## Given task
Your task is to output the data exactly as it stands.

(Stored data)

%%

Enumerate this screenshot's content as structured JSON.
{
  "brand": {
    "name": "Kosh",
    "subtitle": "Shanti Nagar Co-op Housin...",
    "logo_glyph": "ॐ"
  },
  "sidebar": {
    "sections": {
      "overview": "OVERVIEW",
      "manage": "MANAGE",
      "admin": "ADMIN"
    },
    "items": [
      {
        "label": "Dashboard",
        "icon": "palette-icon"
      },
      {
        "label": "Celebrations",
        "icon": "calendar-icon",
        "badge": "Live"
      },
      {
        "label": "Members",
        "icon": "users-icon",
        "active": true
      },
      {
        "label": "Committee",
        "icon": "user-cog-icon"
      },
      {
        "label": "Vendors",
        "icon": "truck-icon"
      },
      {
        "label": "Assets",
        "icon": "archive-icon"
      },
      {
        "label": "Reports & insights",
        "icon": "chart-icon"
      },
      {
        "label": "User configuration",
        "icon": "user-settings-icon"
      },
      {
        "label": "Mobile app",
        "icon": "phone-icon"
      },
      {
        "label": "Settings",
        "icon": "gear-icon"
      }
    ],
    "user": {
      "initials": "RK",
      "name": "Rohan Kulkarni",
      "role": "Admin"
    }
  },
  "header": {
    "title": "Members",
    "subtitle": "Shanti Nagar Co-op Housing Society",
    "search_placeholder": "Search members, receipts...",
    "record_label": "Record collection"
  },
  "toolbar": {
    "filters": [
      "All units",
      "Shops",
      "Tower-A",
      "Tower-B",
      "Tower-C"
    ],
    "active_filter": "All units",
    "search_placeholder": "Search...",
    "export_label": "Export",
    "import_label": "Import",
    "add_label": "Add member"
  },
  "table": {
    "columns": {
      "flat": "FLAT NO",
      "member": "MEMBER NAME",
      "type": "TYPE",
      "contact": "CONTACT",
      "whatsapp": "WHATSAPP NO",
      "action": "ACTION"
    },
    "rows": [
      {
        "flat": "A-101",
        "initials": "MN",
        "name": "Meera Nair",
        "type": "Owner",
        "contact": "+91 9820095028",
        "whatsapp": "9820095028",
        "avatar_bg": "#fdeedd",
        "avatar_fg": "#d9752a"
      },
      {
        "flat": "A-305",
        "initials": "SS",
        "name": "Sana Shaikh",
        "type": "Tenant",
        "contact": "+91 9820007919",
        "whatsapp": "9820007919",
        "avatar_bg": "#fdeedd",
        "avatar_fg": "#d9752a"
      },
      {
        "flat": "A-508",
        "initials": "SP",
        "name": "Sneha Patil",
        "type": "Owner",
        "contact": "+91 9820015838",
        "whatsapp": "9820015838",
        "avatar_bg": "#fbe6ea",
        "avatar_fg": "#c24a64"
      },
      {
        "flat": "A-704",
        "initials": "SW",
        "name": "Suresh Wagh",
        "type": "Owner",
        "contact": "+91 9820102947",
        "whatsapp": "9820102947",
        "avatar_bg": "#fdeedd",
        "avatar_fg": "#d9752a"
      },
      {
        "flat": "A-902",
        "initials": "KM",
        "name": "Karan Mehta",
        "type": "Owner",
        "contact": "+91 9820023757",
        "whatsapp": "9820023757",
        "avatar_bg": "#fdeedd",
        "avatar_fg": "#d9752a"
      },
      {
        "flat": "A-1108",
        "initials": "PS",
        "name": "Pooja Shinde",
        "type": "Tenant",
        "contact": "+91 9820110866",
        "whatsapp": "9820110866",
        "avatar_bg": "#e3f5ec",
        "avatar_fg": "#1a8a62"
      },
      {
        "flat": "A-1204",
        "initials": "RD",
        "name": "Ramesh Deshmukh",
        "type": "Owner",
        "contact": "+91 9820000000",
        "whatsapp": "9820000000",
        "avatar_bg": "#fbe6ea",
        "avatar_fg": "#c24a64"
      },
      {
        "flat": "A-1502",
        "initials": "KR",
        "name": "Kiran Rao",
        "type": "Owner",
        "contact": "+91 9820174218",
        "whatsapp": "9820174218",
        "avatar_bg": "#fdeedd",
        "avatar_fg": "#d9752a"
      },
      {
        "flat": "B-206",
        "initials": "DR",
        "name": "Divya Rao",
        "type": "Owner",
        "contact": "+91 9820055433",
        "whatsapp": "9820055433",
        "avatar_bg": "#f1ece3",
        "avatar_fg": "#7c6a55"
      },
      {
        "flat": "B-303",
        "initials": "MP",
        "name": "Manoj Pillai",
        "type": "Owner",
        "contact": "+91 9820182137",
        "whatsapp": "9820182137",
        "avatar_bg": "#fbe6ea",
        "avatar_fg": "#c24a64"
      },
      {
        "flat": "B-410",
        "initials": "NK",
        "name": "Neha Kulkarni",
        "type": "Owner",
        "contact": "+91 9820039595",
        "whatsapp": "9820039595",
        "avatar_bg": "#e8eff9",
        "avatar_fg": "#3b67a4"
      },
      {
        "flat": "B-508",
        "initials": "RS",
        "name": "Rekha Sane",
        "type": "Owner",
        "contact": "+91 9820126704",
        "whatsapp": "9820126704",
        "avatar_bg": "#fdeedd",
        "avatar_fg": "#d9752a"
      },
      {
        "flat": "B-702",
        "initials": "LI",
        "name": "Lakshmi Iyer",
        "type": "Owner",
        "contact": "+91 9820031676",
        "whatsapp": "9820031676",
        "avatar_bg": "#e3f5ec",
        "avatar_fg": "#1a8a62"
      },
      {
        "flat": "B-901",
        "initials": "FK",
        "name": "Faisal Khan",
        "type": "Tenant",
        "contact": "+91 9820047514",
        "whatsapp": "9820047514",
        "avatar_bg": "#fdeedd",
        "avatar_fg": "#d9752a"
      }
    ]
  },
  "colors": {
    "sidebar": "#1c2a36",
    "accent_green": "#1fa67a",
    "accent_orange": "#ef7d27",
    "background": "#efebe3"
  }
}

%%

## Reply to the exercise
Enumerate this screenshot's content as structured JSON.
{
  "brand": {
    "name": "Kosh",
    "subtitle": "Shanti Nagar Co-op Housin...",
    "logo_glyph": "ॐ"
  },
  "sidebar": {
    "sections": {
      "overview": "OVERVIEW",
      "manage": "MANAGE",
      "admin": "ADMIN"
    },
    "items": [
      {
        "label": "Dashboard",
        "icon": "palette-icon"
      },
      {
        "label": "Celebrations",
        "icon": "calendar-icon",
        "badge": "Live"
      },
      {
        "label": "Members",
        "icon": "users-icon",
        "active": true
      },
      {
        "label": "Committee",
        "icon": "user-cog-icon"
      },
      {
        "label": "Vendors",
        "icon": "truck-icon"
      },
      {
        "label": "Assets",
        "icon": "archive-icon"
      },
      {
        "label": "Reports & insights",
        "icon": "chart-icon"
      },
      {
        "label": "User configuration",
        "icon": "user-settings-icon"
      },
      {
        "label": "Mobile app",
        "icon": "phone-icon"
      },
      {
        "label": "Settings",
        "icon": "gear-icon"
      }
    ],
    "user": {
      "initials": "RK",
      "name": "Rohan Kulkarni",
      "role": "Admin"
    }
  },
  "header": {
    "title": "Members",
    "subtitle": "Shanti Nagar Co-op Housing Society",
    "search_placeholder": "Search members, receipts...",
    "record_label": "Record collection"
  },
  "toolbar": {
    "filters": [
      "All units",
      "Shops",
      "Tower-A",
      "Tower-B",
      "Tower-C"
    ],
    "active_filter": "All units",
    "search_placeholder": "Search...",
    "export_label": "Export",
    "import_label": "Import",
    "add_label": "Add member"
  },
  "table": {
    "columns": {
      "flat": "FLAT NO",
      "member": "MEMBER NAME",
      "type": "TYPE",
      "contact": "CONTACT",
      "whatsapp": "WHATSAPP NO",
      "action": "ACTION"
    },
    "rows": [
      {
        "flat": "A-101",
        "initials": "MN",
        "name": "Meera Nair",
        "type": "Owner",
        "contact": "+91 9820095028",
        "whatsapp": "9820095028",
        "avatar_bg": "#fdeedd",
        "avatar_fg": "#d9752a"
      },
      {
        "flat": "A-305",
        "initials": "SS",
        "name": "Sana Shaikh",
        "type": "Tenant",
        "contact": "+91 9820007919",
        "whatsapp": "9820007919",
        "avatar_bg": "#fdeedd",
        "avatar_fg": "#d9752a"
      },
      {
        "flat": "A-508",
        "initials": "SP",
        "name": "Sneha Patil",
        "type": "Owner",
        "contact": "+91 9820015838",
        "whatsapp": "9820015838",
        "avatar_bg": "#fbe6ea",
        "avatar_fg": "#c24a64"
      },
      {
        "flat": "A-704",
        "initials": "SW",
        "name": "Suresh Wagh",
        "type": "Owner",
        "contact": "+91 9820102947",
        "whatsapp": "9820102947",
        "avatar_bg": "#fdeedd",
        "avatar_fg": "#d9752a"
      },
      {
        "flat": "A-902",
        "initials": "KM",
        "name": "Karan Mehta",
        "type": "Owner",
        "contact": "+91 9820023757",
        "whatsapp": "9820023757",
        "avatar_bg": "#fdeedd",
        "avatar_fg": "#d9752a"
      },
      {
        "flat": "A-1108",
        "initials": "PS",
        "name": "Pooja Shinde",
        "type": "Tenant",
        "contact": "+91 9820110866",
        "whatsapp": "9820110866",
        "avatar_bg": "#e3f5ec",
        "avatar_fg": "#1a8a62"
      },
      {
        "flat": "A-1204",
        "initials": "RD",
        "name": "Ramesh Deshmukh",
        "type": "Owner",
        "contact": "+91 9820000000",
        "whatsapp": "9820000000",
        "avatar_bg": "#fbe6ea",
        "avatar_fg": "#c24a64"
      },
      {
        "flat": "A-1502",
        "initials": "KR",
        "name": "Kiran Rao",
        "type": "Owner",
        "contact": "+91 9820174218",
        "whatsapp": "9820174218",
        "avatar_bg": "#fdeedd",
        "avatar_fg": "#d9752a"
      },
      {
        "flat": "B-206",
        "initials": "DR",
        "name": "Divya Rao",
        "type": "Owner",
        "contact": "+91 9820055433",
        "whatsapp": "9820055433",
        "avatar_bg": "#f1ece3",
        "avatar_fg": "#7c6a55"
      },
      {
        "flat": "B-303",
        "initials": "MP",
        "name": "Manoj Pillai",
        "type": "Owner",
        "contact": "+91 9820182137",
        "whatsapp": "9820182137",
        "avatar_bg": "#fbe6ea",
        "avatar_fg": "#c24a64"
      },
      {
        "flat": "B-410",
        "initials": "NK",
        "name": "Neha Kulkarni",
        "type": "Owner",
        "contact": "+91 9820039595",
        "whatsapp": "9820039595",
        "avatar_bg": "#e8eff9",
        "avatar_fg": "#3b67a4"
      },
      {
        "flat": "B-508",
        "initials": "RS",
        "name": "Rekha Sane",
        "type": "Owner",
        "contact": "+91 9820126704",
        "whatsapp": "9820126704",
        "avatar_bg": "#fdeedd",
        "avatar_fg": "#d9752a"
      },
      {
        "flat": "B-702",
        "initials": "LI",
        "name": "Lakshmi Iyer",
        "type": "Owner",
        "contact": "+91 9820031676",
        "whatsapp": "9820031676",
        "avatar_bg": "#e3f5ec",
        "avatar_fg": "#1a8a62"
      },
      {
        "flat": "B-901",
        "initials": "FK",
        "name": "Faisal Khan",
        "type": "Tenant",
        "contact": "+91 9820047514",
        "whatsapp": "9820047514",
        "avatar_bg": "#fdeedd",
        "avatar_fg": "#d9752a"
      }
    ]
  },
  "colors": {
    "sidebar": "#1c2a36",
    "accent_green": "#1fa67a",
    "accent_orange": "#ef7d27",
    "background": "#efebe3"
  }
}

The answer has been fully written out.